## WHAT YOU NEED TO DO
Filter these entries so that only lines with the word "description" remain.

★ ★ ★

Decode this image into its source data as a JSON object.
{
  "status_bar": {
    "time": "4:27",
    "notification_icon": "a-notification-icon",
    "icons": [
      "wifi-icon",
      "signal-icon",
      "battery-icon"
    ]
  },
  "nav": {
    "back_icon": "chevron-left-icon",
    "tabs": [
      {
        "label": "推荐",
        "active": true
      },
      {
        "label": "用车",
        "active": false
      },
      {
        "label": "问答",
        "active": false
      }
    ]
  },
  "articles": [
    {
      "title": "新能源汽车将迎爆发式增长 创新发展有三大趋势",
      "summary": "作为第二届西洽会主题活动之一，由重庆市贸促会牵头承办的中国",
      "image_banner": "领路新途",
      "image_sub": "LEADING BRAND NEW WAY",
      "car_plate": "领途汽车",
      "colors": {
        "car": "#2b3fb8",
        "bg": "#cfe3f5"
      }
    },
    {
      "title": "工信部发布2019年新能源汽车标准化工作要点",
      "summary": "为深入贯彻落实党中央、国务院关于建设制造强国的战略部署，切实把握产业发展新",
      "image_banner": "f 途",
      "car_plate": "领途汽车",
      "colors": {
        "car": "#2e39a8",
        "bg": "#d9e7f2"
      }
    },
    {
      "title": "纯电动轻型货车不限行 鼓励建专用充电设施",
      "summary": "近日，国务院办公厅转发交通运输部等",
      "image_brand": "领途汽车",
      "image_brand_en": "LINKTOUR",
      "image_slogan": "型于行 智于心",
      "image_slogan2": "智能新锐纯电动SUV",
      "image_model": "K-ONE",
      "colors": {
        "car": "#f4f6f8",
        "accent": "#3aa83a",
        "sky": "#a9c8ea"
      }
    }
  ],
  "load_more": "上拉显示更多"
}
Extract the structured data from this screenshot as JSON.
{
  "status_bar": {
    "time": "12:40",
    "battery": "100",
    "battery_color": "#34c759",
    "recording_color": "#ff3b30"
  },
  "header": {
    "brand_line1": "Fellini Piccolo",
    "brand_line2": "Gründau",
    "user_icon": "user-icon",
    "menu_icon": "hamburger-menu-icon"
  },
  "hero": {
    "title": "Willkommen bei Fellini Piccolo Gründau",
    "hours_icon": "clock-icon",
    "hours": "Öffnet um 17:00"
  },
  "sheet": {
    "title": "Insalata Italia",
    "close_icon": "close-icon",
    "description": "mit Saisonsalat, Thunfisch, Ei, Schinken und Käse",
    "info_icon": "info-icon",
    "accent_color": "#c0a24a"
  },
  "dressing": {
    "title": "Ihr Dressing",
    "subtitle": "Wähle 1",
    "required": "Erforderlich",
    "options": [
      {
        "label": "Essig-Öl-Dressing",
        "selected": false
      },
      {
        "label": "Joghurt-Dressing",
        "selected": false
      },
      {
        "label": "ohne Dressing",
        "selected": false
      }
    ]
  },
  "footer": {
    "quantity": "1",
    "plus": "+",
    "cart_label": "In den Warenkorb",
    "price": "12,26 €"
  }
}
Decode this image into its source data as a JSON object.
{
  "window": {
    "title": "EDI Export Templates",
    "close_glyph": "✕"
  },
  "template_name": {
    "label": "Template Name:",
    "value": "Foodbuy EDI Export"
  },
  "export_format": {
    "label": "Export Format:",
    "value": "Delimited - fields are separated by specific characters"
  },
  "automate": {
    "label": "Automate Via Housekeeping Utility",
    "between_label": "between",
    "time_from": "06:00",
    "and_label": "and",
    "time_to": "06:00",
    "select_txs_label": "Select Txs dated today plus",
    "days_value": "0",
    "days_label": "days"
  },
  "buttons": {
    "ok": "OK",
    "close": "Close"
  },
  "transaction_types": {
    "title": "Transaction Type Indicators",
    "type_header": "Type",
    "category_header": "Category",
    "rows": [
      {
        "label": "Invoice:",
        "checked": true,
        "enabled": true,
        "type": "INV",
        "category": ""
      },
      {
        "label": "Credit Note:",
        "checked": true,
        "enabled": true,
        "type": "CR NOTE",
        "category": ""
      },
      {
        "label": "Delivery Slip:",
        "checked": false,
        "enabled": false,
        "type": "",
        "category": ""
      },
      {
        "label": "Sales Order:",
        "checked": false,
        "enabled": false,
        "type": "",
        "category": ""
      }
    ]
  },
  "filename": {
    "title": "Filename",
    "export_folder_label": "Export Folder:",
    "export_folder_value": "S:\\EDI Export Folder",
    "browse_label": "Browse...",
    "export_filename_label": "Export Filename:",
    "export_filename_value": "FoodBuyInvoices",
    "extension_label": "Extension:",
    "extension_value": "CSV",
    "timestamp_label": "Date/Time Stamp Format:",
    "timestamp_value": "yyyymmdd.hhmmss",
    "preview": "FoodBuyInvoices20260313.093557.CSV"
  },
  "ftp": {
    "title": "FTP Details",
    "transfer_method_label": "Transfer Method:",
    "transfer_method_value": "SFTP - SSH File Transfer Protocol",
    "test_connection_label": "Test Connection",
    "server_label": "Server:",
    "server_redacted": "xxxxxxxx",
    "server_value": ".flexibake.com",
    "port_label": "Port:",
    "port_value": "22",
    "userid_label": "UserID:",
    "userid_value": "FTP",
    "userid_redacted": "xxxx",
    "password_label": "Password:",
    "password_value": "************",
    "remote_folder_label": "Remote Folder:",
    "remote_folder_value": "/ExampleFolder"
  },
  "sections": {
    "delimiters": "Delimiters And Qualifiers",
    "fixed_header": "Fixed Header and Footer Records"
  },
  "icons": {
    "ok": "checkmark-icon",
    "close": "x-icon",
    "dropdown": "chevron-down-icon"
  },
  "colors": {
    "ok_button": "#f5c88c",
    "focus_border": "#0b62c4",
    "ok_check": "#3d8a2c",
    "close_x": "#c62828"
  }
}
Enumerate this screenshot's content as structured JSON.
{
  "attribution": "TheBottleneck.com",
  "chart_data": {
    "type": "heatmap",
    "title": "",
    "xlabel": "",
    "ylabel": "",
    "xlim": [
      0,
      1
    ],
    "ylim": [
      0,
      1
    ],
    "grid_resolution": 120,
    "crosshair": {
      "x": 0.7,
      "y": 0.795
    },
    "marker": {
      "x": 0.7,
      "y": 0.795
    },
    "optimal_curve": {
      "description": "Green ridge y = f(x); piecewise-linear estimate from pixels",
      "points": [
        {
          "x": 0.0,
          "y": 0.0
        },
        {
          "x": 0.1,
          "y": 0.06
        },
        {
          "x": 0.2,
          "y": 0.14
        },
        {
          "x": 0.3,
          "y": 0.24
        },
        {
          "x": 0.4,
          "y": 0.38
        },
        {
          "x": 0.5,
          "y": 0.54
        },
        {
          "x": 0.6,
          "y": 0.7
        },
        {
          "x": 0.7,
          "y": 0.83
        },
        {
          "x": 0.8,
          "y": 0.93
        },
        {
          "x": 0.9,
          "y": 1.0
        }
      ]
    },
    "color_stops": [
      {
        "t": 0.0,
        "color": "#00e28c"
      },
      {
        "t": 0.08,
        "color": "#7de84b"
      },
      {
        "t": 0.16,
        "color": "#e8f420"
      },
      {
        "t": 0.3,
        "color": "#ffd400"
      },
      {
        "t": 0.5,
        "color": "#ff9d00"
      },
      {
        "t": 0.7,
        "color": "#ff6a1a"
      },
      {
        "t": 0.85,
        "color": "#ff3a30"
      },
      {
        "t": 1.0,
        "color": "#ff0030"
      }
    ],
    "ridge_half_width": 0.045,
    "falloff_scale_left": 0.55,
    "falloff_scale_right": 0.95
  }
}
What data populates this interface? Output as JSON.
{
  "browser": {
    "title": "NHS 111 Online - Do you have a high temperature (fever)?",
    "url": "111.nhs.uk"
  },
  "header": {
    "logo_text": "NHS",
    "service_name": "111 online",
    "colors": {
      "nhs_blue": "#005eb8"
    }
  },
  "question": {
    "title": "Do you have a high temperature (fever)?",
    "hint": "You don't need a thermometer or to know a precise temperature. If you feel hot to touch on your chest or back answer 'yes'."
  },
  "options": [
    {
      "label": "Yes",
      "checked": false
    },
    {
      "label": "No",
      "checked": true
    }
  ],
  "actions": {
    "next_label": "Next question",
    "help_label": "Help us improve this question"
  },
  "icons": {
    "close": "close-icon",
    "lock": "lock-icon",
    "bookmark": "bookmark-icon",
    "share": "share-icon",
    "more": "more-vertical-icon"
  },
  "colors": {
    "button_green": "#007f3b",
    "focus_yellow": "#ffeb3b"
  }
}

★ ★ ★

## RESPONSE TO THE EXERCISE
    "description": "mit Saisonsalat, Thunfisch, Ei, Schinken und Käse",
      "description": "Green ridge y = f(x); piecewise-linear estimate from pixels",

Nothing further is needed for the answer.